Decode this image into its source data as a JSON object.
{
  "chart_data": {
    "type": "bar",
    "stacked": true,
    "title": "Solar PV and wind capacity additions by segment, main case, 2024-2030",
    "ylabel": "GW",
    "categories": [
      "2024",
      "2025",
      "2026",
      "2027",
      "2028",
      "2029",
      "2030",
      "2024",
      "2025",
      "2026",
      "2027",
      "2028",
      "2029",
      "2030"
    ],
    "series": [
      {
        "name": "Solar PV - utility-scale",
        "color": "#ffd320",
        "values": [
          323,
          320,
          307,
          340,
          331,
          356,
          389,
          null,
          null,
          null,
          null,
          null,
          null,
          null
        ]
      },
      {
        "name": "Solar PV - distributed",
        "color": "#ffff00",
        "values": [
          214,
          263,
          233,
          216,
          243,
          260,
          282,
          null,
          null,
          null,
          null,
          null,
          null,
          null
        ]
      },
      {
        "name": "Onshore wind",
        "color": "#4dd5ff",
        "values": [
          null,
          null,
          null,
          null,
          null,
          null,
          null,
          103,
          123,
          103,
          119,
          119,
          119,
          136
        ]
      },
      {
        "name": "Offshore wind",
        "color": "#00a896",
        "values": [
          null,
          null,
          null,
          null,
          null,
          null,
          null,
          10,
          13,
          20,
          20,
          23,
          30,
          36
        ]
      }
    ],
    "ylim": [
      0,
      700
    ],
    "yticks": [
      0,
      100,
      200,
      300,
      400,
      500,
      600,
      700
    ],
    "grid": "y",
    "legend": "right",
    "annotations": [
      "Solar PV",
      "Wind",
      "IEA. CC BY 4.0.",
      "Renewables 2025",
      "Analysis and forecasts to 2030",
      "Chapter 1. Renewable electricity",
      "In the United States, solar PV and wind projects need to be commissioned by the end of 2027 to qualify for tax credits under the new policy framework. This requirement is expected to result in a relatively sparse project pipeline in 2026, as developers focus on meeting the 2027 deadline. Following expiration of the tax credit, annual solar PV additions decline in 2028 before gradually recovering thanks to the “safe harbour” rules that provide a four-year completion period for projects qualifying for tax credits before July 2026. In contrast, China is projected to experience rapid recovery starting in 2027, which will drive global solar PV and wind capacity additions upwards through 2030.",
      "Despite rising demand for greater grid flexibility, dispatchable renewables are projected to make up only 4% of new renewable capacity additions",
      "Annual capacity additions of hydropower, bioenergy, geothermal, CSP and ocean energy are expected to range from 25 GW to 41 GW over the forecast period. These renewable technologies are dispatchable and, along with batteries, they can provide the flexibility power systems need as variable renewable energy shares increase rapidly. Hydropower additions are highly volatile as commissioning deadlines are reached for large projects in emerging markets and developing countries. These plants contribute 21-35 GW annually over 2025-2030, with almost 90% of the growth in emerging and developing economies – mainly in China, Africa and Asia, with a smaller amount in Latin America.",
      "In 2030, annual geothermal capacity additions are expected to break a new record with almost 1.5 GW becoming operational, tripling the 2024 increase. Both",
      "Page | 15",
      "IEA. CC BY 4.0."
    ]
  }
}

··········

Pick out all the lines with the word "name" in them and copy them.

        "name": "Solar PV - utility-scale",
        "name": "Solar PV - distributed",
        "name": "Onshore wind",
        "name": "Offshore wind",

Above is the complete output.